#### Exercise task
Return all lines below containing the word "date".

#### Dataset records

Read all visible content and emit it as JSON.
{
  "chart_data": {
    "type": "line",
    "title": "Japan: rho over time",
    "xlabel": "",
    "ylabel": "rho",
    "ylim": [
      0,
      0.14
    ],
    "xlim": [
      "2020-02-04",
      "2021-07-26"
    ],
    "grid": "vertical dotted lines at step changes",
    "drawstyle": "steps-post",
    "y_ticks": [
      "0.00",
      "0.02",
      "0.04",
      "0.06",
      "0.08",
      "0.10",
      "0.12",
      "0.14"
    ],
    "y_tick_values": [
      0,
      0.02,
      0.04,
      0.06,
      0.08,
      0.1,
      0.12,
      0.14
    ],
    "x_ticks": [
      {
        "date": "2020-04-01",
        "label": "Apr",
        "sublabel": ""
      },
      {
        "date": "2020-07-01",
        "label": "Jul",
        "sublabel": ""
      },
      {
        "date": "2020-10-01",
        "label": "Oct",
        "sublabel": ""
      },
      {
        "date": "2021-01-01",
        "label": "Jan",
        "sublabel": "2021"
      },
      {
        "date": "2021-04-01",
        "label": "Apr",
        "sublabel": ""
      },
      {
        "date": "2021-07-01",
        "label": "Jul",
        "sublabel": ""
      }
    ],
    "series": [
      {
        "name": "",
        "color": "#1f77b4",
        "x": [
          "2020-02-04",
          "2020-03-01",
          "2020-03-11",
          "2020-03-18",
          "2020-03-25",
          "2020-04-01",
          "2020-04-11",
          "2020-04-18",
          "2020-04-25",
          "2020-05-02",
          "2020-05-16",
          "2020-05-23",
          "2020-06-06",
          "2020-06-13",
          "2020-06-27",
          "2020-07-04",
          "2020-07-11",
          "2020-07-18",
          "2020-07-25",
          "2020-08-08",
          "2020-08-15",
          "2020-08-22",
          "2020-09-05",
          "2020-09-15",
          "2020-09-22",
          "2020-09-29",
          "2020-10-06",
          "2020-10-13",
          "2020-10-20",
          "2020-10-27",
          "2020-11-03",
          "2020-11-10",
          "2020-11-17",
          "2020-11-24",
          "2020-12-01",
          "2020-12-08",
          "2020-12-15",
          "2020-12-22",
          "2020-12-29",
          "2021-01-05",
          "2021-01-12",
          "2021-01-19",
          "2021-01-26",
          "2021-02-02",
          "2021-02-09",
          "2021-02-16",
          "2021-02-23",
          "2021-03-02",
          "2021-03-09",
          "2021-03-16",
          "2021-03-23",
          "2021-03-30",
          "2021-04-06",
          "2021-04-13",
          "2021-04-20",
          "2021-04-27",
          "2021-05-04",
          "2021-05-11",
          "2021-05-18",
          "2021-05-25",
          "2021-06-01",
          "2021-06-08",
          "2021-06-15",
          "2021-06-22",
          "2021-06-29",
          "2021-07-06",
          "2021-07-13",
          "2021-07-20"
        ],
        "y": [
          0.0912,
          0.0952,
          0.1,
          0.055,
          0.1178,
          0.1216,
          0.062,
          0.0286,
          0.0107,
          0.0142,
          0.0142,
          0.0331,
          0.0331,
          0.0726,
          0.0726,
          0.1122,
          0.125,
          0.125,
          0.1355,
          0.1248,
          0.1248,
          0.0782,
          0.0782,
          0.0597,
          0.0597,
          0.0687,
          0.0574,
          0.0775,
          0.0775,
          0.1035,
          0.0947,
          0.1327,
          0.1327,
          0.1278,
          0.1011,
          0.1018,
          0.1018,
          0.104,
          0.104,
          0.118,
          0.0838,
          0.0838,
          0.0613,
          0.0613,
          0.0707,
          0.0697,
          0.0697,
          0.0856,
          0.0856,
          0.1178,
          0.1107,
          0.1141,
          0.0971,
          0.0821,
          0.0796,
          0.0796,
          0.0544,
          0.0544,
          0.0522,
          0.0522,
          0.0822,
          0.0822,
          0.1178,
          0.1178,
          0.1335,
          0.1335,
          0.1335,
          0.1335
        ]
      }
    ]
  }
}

#### Complete response
        "date": "2020-04-01",
        "date": "2020-07-01",
        "date": "2020-10-01",
        "date": "2021-01-01",
        "date": "2021-04-01",
        "date": "2021-07-01",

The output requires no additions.